Available data
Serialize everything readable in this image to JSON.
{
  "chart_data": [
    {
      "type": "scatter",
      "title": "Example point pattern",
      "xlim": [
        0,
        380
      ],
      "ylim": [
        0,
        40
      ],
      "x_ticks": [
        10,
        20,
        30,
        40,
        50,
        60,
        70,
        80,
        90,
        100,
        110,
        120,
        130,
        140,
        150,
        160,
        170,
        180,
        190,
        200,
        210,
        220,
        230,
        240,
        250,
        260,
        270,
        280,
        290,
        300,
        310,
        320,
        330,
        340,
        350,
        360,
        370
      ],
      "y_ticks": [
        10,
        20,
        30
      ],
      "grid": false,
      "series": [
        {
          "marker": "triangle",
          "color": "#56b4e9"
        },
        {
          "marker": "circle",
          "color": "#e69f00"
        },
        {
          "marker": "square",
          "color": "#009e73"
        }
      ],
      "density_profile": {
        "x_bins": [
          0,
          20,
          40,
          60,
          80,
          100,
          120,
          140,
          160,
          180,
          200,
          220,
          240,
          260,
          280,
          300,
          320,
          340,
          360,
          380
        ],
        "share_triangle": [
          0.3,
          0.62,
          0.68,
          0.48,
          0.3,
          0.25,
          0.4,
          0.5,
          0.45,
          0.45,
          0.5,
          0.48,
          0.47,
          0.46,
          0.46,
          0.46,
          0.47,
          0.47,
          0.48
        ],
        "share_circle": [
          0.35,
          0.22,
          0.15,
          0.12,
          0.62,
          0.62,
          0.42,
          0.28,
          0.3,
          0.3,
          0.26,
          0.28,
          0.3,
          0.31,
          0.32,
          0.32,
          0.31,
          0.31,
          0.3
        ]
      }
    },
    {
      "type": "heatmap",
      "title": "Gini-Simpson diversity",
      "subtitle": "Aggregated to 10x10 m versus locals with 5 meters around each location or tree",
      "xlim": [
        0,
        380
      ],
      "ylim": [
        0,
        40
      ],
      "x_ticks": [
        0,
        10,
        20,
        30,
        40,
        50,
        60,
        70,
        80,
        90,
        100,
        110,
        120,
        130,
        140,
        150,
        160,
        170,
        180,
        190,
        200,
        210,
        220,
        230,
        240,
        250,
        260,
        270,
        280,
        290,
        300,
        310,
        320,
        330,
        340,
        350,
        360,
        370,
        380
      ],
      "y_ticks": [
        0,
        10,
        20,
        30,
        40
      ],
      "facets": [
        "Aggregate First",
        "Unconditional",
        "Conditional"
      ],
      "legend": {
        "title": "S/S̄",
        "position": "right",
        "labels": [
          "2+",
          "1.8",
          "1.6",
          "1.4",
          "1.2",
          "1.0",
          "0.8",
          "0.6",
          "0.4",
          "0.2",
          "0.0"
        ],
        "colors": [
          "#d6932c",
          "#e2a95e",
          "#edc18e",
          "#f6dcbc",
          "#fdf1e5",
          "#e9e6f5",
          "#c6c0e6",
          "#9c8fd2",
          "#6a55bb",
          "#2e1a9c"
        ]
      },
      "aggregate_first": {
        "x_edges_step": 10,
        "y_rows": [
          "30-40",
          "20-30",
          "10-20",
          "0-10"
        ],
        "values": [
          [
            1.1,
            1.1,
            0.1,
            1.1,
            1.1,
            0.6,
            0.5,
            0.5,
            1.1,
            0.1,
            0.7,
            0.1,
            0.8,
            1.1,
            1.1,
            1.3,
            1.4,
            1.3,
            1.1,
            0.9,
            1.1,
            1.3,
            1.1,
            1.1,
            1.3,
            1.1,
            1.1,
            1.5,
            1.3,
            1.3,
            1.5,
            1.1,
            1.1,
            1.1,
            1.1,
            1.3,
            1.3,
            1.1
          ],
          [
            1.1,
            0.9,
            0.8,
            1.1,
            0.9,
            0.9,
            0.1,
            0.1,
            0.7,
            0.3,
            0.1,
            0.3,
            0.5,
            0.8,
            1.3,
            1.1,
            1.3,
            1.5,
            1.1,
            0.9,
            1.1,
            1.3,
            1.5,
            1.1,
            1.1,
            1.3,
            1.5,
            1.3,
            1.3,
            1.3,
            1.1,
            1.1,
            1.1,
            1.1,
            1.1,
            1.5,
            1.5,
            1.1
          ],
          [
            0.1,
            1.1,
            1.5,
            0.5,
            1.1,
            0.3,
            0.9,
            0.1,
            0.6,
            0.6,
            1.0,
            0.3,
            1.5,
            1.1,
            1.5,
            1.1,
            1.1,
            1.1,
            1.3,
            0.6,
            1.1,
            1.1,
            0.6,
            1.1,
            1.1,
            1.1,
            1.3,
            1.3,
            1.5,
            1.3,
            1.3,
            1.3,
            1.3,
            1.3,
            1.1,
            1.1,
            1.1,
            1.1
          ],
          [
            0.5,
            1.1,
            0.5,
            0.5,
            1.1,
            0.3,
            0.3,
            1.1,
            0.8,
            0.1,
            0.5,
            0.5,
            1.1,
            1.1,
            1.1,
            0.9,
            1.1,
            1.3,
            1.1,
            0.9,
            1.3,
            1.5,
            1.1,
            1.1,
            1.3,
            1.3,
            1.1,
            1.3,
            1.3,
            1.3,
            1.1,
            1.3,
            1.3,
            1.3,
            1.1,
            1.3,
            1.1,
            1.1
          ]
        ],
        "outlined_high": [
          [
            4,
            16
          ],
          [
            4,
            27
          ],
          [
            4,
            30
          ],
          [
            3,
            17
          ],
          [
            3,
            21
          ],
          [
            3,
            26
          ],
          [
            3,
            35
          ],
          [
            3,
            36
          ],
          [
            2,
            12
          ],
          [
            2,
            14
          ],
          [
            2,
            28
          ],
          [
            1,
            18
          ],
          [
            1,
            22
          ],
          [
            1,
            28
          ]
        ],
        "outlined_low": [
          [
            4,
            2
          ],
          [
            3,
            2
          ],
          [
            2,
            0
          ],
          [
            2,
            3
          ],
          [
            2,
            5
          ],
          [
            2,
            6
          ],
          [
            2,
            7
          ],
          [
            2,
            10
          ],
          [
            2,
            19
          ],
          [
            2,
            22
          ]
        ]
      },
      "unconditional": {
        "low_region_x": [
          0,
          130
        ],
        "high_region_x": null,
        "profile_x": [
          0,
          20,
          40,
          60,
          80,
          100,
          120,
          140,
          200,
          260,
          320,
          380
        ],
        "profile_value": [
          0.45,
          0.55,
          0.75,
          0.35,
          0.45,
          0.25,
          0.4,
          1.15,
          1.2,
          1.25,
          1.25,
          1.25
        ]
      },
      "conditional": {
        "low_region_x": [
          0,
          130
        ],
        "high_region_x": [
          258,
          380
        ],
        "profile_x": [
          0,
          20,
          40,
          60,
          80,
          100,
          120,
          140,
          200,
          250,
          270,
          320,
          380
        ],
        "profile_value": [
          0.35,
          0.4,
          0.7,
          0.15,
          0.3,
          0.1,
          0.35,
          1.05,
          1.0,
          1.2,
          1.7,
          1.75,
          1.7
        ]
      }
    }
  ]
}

Set problem
Write out the entire listing exactly.

Result
Serialize everything readable in this image to JSON.
{
  "chart_data": [
    {
      "type": "scatter",
      "title": "Example point pattern",
      "xlim": [
        0,
        380
      ],
      "ylim": [
        0,
        40
      ],
      "x_ticks": [
        10,
        20,
        30,
        40,
        50,
        60,
        70,
        80,
        90,
        100,
        110,
        120,
        130,
        140,
        150,
        160,
        170,
        180,
        190,
        200,
        210,
        220,
        230,
        240,
        250,
        260,
        270,
        280,
        290,
        300,
        310,
        320,
        330,
        340,
        350,
        360,
        370
      ],
      "y_ticks": [
        10,
        20,
        30
      ],
      "grid": false,
      "series": [
        {
          "marker": "triangle",
          "color": "#56b4e9"
        },
        {
          "marker": "circle",
          "color": "#e69f00"
        },
        {
          "marker": "square",
          "color": "#009e73"
        }
      ],
      "density_profile": {
        "x_bins": [
          0,
          20,
          40,
          60,
          80,
          100,
          120,
          140,
          160,
          180,
          200,
          220,
          240,
          260,
          280,
          300,
          320,
          340,
          360,
          380
        ],
        "share_triangle": [
          0.3,
          0.62,
          0.68,
          0.48,
          0.3,
          0.25,
          0.4,
          0.5,
          0.45,
          0.45,
          0.5,
          0.48,
          0.47,
          0.46,
          0.46,
          0.46,
          0.47,
          0.47,
          0.48
        ],
        "share_circle": [
          0.35,
          0.22,
          0.15,
          0.12,
          0.62,
          0.62,
          0.42,
          0.28,
          0.3,
          0.3,
          0.26,
          0.28,
          0.3,
          0.31,
          0.32,
          0.32,
          0.31,
          0.31,
          0.3
        ]
      }
    },
    {
      "type": "heatmap",
      "title": "Gini-Simpson diversity",
      "subtitle": "Aggregated to 10x10 m versus locals with 5 meters around each location or tree",
      "xlim": [
        0,
        380
      ],
      "ylim": [
        0,
        40
      ],
      "x_ticks": [
        0,
        10,
        20,
        30,
        40,
        50,
        60,
        70,
        80,
        90,
        100,
        110,
        120,
        130,
        140,
        150,
        160,
        170,
        180,
        190,
        200,
        210,
        220,
        230,
        240,
        250,
        260,
        270,
        280,
        290,
        300,
        310,
        320,
        330,
        340,
        350,
        360,
        370,
        380
      ],
      "y_ticks": [
        0,
        10,
        20,
        30,
        40
      ],
      "facets": [
        "Aggregate First",
        "Unconditional",
        "Conditional"
      ],
      "legend": {
        "title": "S/S̄",
        "position": "right",
        "labels": [
          "2+",
          "1.8",
          "1.6",
          "1.4",
          "1.2",
          "1.0",
          "0.8",
          "0.6",
          "0.4",
          "0.2",
          "0.0"
        ],
        "colors": [
          "#d6932c",
          "#e2a95e",
          "#edc18e",
          "#f6dcbc",
          "#fdf1e5",
          "#e9e6f5",
          "#c6c0e6",
          "#9c8fd2",
          "#6a55bb",
          "#2e1a9c"
        ]
      },
      "aggregate_first": {
        "x_edges_step": 10,
        "y_rows": [
          "30-40",
          "20-30",
          "10-20",
          "0-10"
        ],
        "values": [
          [
            1.1,
            1.1,
            0.1,
            1.1,
            1.1,
            0.6,
            0.5,
            0.5,
            1.1,
            0.1,
            0.7,
            0.1,
            0.8,
            1.1,
            1.1,
            1.3,
            1.4,
            1.3,
            1.1,
            0.9,
            1.1,
            1.3,
            1.1,
            1.1,
            1.3,
            1.1,
            1.1,
            1.5,
            1.3,
            1.3,
            1.5,
            1.1,
            1.1,
            1.1,
            1.1,
            1.3,
            1.3,
            1.1
          ],
          [
            1.1,
            0.9,
            0.8,
            1.1,
            0.9,
            0.9,
            0.1,
            0.1,
            0.7,
            0.3,
            0.1,
            0.3,
            0.5,
            0.8,
            1.3,
            1.1,
            1.3,
            1.5,
            1.1,
            0.9,
            1.1,
            1.3,
            1.5,
            1.1,
            1.1,
            1.3,
            1.5,
            1.3,
            1.3,
            1.3,
            1.1,
            1.1,
            1.1,
            1.1,
            1.1,
            1.5,
            1.5,
            1.1
          ],
          [
            0.1,
            1.1,
            1.5,
            0.5,
            1.1,
            0.3,
            0.9,
            0.1,
            0.6,
            0.6,
            1.0,
            0.3,
            1.5,
            1.1,
            1.5,
            1.1,
            1.1,
            1.1,
            1.3,
            0.6,
            1.1,
            1.1,
            0.6,
            1.1,
            1.1,
            1.1,
            1.3,
            1.3,
            1.5,
            1.3,
            1.3,
            1.3,
            1.3,
            1.3,
            1.1,
            1.1,
            1.1,
            1.1
          ],
          [
            0.5,
            1.1,
            0.5,
            0.5,
            1.1,
            0.3,
            0.3,
            1.1,
            0.8,
            0.1,
            0.5,
            0.5,
            1.1,
            1.1,
            1.1,
            0.9,
            1.1,
            1.3,
            1.1,
            0.9,
            1.3,
            1.5,
            1.1,
            1.1,
            1.3,
            1.3,
            1.1,
            1.3,
            1.3,
            1.3,
            1.1,
            1.3,
            1.3,
            1.3,
            1.1,
            1.3,
            1.1,
            1.1
          ]
        ],
        "outlined_high": [
          [
            4,
            16
          ],
          [
            4,
            27
          ],
          [
            4,
            30
          ],
          [
            3,
            17
          ],
          [
            3,
            21
          ],
          [
            3,
            26
          ],
          [
            3,
            35
          ],
          [
            3,
            36
          ],
          [
            2,
            12
          ],
          [
            2,
            14
          ],
          [
            2,
            28
          ],
          [
            1,
            18
          ],
          [
            1,
            22
          ],
          [
            1,
            28
          ]
        ],
        "outlined_low": [
          [
            4,
            2
          ],
          [
            3,
            2
          ],
          [
            2,
            0
          ],
          [
            2,
            3
          ],
          [
            2,
            5
          ],
          [
            2,
            6
          ],
          [
            2,
            7
          ],
          [
            2,
            10
          ],
          [
            2,
            19
          ],
          [
            2,
            22
          ]
        ]
      },
      "unconditional": {
        "low_region_x": [
          0,
          130
        ],
        "high_region_x": null,
        "profile_x": [
          0,
          20,
          40,
          60,
          80,
          100,
          120,
          140,
          200,
          260,
          320,
          380
        ],
        "profile_value": [
          0.45,
          0.55,
          0.75,
          0.35,
          0.45,
          0.25,
          0.4,
          1.15,
          1.2,
          1.25,
          1.25,
          1.25
        ]
      },
      "conditional": {
        "low_region_x": [
          0,
          130
        ],
        "high_region_x": [
          258,
          380
        ],
        "profile_x": [
          0,
          20,
          40,
          60,
          80,
          100,
          120,
          140,
          200,
          250,
          270,
          320,
          380
        ],
        "profile_value": [
          0.35,
          0.4,
          0.7,
          0.15,
          0.3,
          0.1,
          0.35,
          1.05,
          1.0,
          1.2,
          1.7,
          1.75,
          1.7
        ]
      }
    }
  ]
}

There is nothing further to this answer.